Instructions to follow >> Transcribe every line exactly. Leave the pictures behind.

[Dataset records on visual material]
┄┄┄┄┄┄┄┄┄┄┄┄┄┄┄┄┄┄┄┄
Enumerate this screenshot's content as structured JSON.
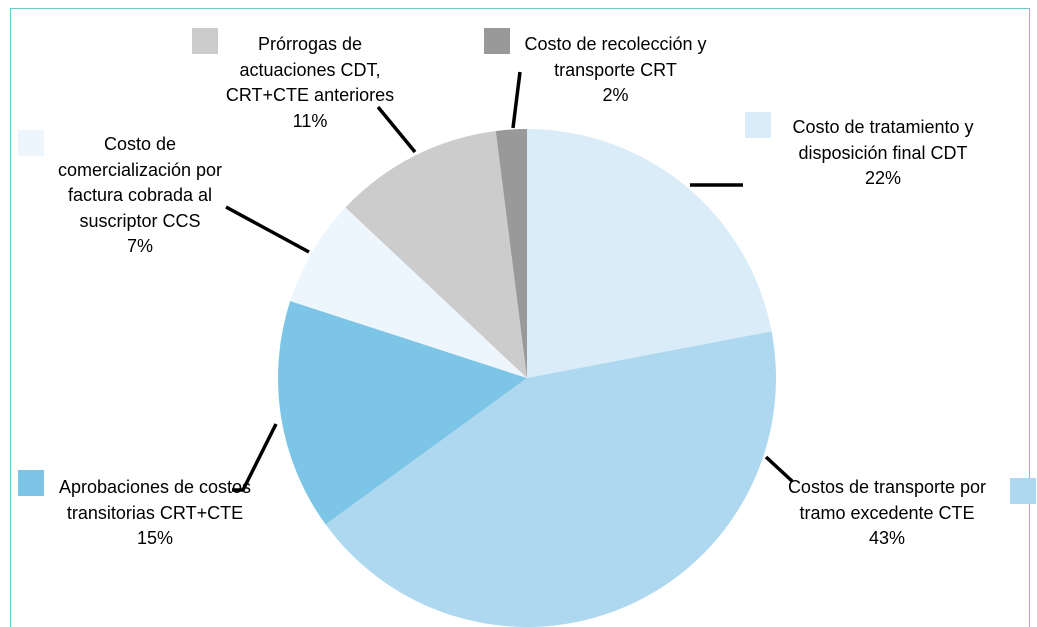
{
  "chart_data": {
    "type": "pie",
    "categories": [
      "Costo de tratamiento y disposición final CDT",
      "Costos de transporte por tramo excedente CTE",
      "Aprobaciones de costos transitorias CRT+CTE",
      "Costo de comercialización por factura cobrada al suscriptor CCS",
      "Prórrogas de actuaciones CDT, CRT+CTE anteriores",
      "Costo de recolección y transporte CRT"
    ],
    "values": [
      22,
      43,
      15,
      7,
      11,
      2
    ],
    "value_labels": [
      "22%",
      "43%",
      "15%",
      "7%",
      "11%",
      "2%"
    ],
    "colors": [
      "#d9ecf7",
      "#aed8f0",
      "#7cc5e6",
      "#eef6fd",
      "#cccccc",
      "#999999"
    ]
  }
}
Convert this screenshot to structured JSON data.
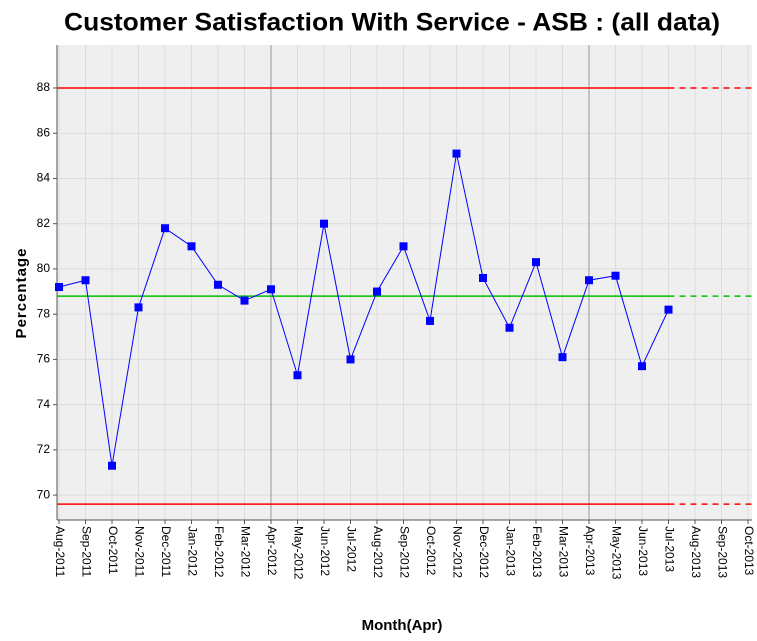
┄┄┄┄┄┄┄┄┄┄┄┄┄┄┄┄┄┄┄┄
Expected answer >>
Enumerate this screenshot's content as structured JSON.
{
  "chart_data": {
    "type": "pie",
    "categories": [
      "Costo de tratamiento y disposición final CDT",
      "Costos de transporte por tramo excedente CTE",
      "Aprobaciones de costos transitorias CRT+CTE",
      "Costo de comercialización por factura cobrada al suscriptor CCS",
      "Prórrogas de actuaciones CDT, CRT+CTE anteriores",
      "Costo de recolección y transporte CRT"
    ],
    "values": [
      22,
      43,
      15,
      7,
      11,
      2
    ],
    "value_labels": [
      "22%",
      "43%",
      "15%",
      "7%",
      "11%",
      "2%"
    ],
    "colors": [
      "#d9ecf7",
      "#aed8f0",
      "#7cc5e6",
      "#eef6fd",
      "#cccccc",
      "#999999"
    ]
  }
}
Convert this screenshot to structured JSON data.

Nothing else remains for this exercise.